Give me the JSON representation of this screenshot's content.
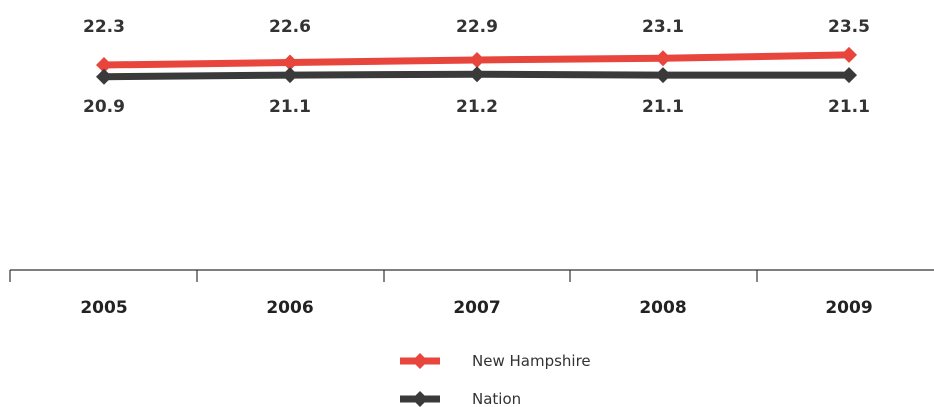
{
  "chart_data": {
    "type": "line",
    "categories": [
      "2005",
      "2006",
      "2007",
      "2008",
      "2009"
    ],
    "series": [
      {
        "name": "New Hampshire",
        "values": [
          22.3,
          22.6,
          22.9,
          23.1,
          23.5
        ],
        "color": "#e8453c",
        "labels": [
          "22.3",
          "22.6",
          "22.9",
          "23.1",
          "23.5"
        ]
      },
      {
        "name": "Nation",
        "values": [
          20.9,
          21.1,
          21.2,
          21.1,
          21.1
        ],
        "color": "#3a3a3a",
        "labels": [
          "20.9",
          "21.1",
          "21.2",
          "21.1",
          "21.1"
        ]
      }
    ],
    "legend_position": "bottom-center",
    "grid": false
  }
}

------

**Your instructions**
Copy all the entries word for word. Omit any pictures.

**Written solution**
Give me the JSON representation of this screenshot's content.
{
  "chart_data": {
    "type": "line",
    "categories": [
      "2005",
      "2006",
      "2007",
      "2008",
      "2009"
    ],
    "series": [
      {
        "name": "New Hampshire",
        "values": [
          22.3,
          22.6,
          22.9,
          23.1,
          23.5
        ],
        "color": "#e8453c",
        "labels": [
          "22.3",
          "22.6",
          "22.9",
          "23.1",
          "23.5"
        ]
      },
      {
        "name": "Nation",
        "values": [
          20.9,
          21.1,
          21.2,
          21.1,
          21.1
        ],
        "color": "#3a3a3a",
        "labels": [
          "20.9",
          "21.1",
          "21.2",
          "21.1",
          "21.1"
        ]
      }
    ],
    "legend_position": "bottom-center",
    "grid": false
  }
}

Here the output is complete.